PROBLEM TO SOLVE = Check each line of the records below and collect those that include the word "this".

Data items

────────────────

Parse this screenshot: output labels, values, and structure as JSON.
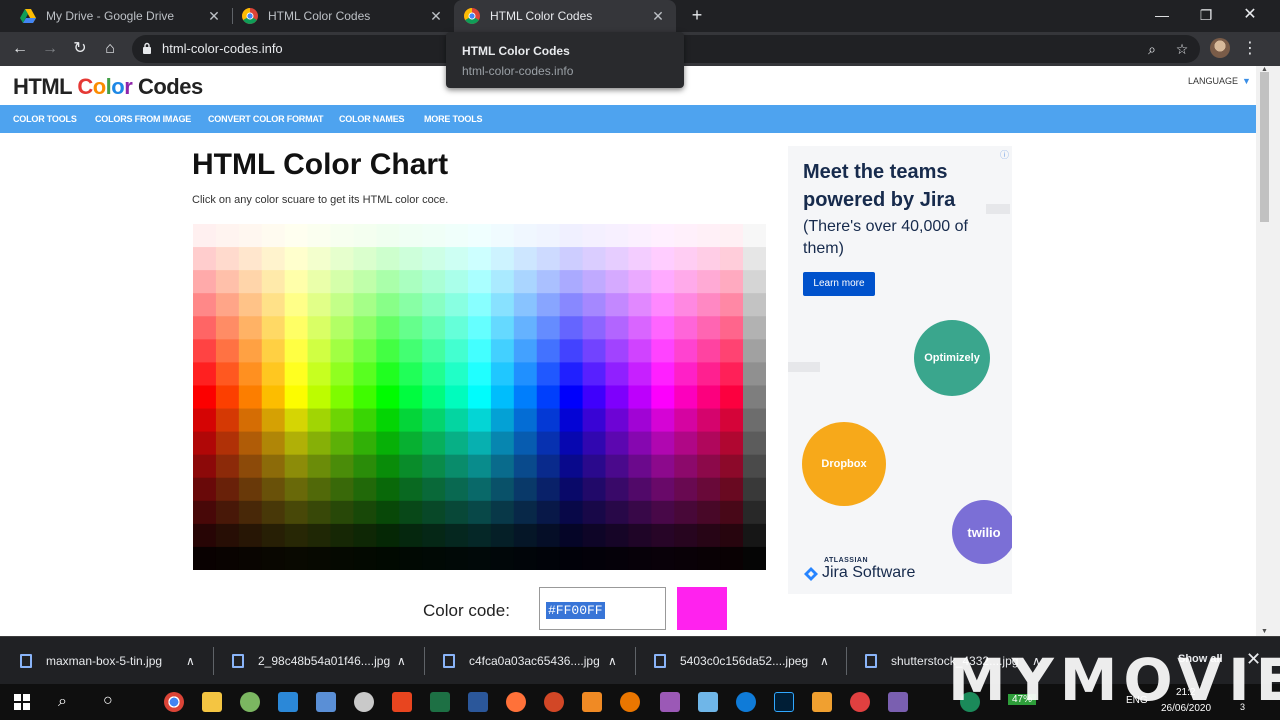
{
  "tabs": [
    {
      "title": "My Drive - Google Drive"
    },
    {
      "title": "HTML Color Codes"
    },
    {
      "title": "HTML Color Codes",
      "active": true
    }
  ],
  "address": {
    "url": "html-color-codes.info"
  },
  "tooltip": {
    "title": "HTML Color Codes",
    "url": "html-color-codes.info"
  },
  "site": {
    "logo_part1": "HTML",
    "logo_part2": [
      "C",
      "o",
      "l",
      "o",
      "r"
    ],
    "logo_part3": "Codes",
    "language": "LANGUAGE",
    "nav": [
      "COLOR TOOLS",
      "COLORS FROM IMAGE",
      "CONVERT COLOR FORMAT",
      "COLOR NAMES",
      "MORE TOOLS"
    ]
  },
  "main": {
    "title": "HTML Color Chart",
    "subtitle": "Click on any color scuare to get its HTML color coce.",
    "color_code_label": "Color code:",
    "color_code_value": "#FF00FF",
    "swatch_color": "#ff22ee"
  },
  "ad": {
    "headline": "Meet the teams powered by Jira",
    "body": "(There's over 40,000 of them)",
    "button": "Learn more",
    "bubbles": [
      "Optimizely",
      "Dropbox",
      "twilio"
    ],
    "brand_small": "ATLASSIAN",
    "brand": "Jira Software"
  },
  "downloads": [
    {
      "name": "maxman-box-5-tin.jpg"
    },
    {
      "name": "2_98c48b54a01f46....jpg"
    },
    {
      "name": "c4fca0a03ac65436....jpg"
    },
    {
      "name": "5403c0c156da52....jpeg"
    },
    {
      "name": "shutterstock_4332....jpg"
    }
  ],
  "download_bar": {
    "show_all": "Show all"
  },
  "taskbar": {
    "battery": "47%",
    "lang": "ENG",
    "time": "21:2",
    "date": "26/06/2020",
    "notifications": "3"
  },
  "watermark": "MYMOVIE",
  "colors": {
    "accent_nav": "#4ea3ef",
    "chrome_dark": "#202124",
    "jira_blue": "#0052cc"
  }
}
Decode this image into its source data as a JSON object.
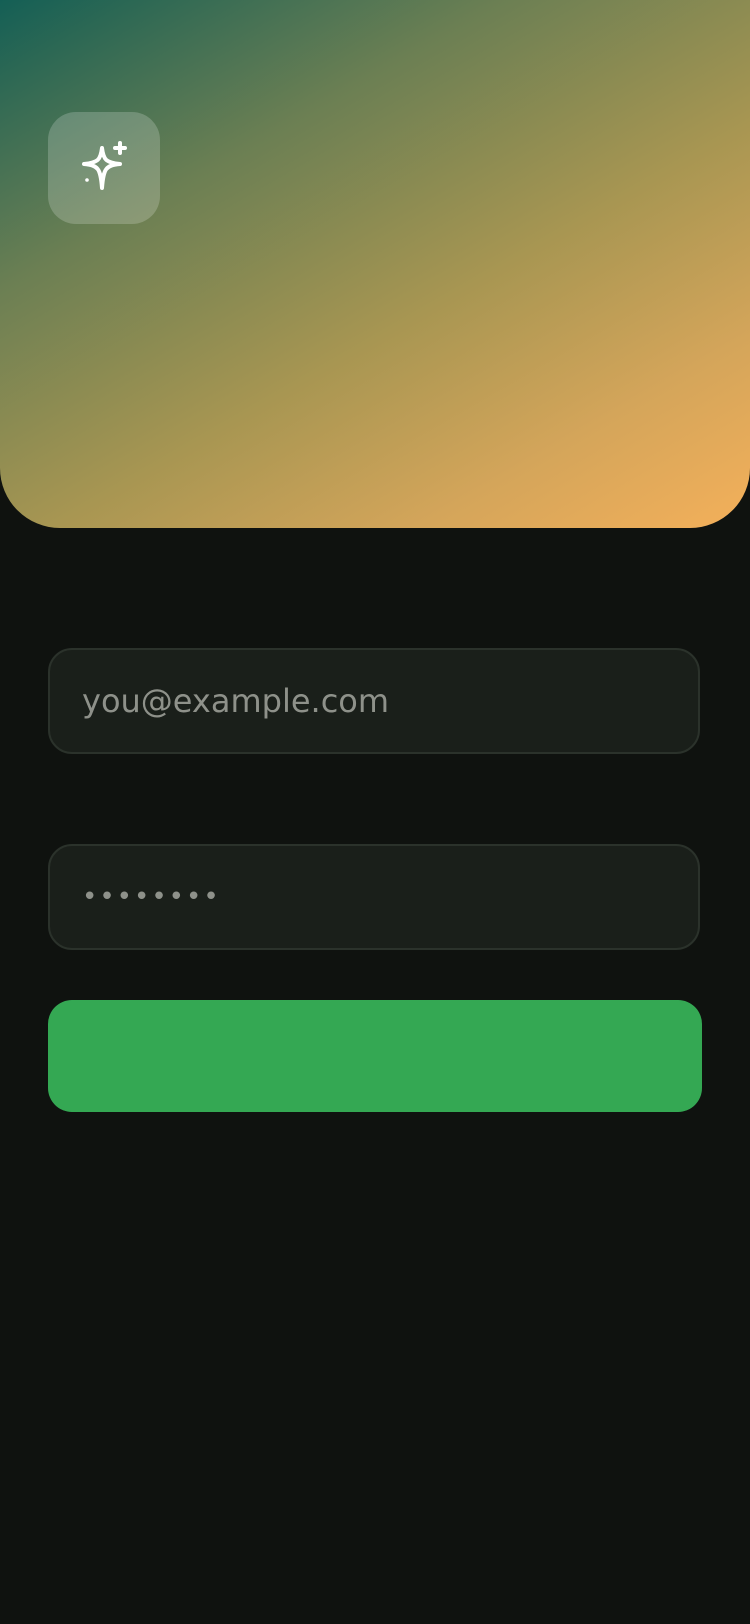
{
  "colors": {
    "background": "#0f120f",
    "hero_gradient": [
      "#145f55",
      "#6b7f53",
      "#a89652",
      "#d4a55a",
      "#f4b05a"
    ],
    "field_background": "#1a1f1a",
    "field_border": "#2b322b",
    "placeholder": "#8e918a",
    "primary_button": "#34a853"
  },
  "hero": {
    "icon": "sparkles-icon"
  },
  "form": {
    "email_placeholder": "you@example.com",
    "email_value": "",
    "password_placeholder": "••••••••",
    "password_value": "",
    "submit_label": ""
  }
}
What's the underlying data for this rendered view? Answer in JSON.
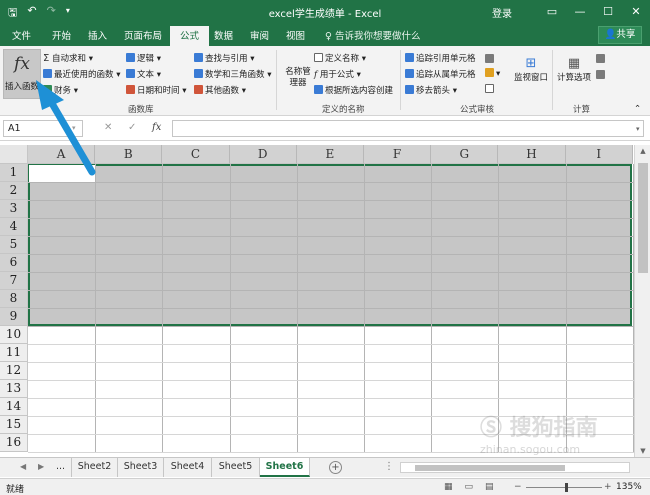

────────────────

TASK SOLUTION =
Parse this screenshot: output labels, values, and structure as JSON.
Decode this image into its source data as a JSON object.
What's the underlying data for this rendered view? Answer in JSON.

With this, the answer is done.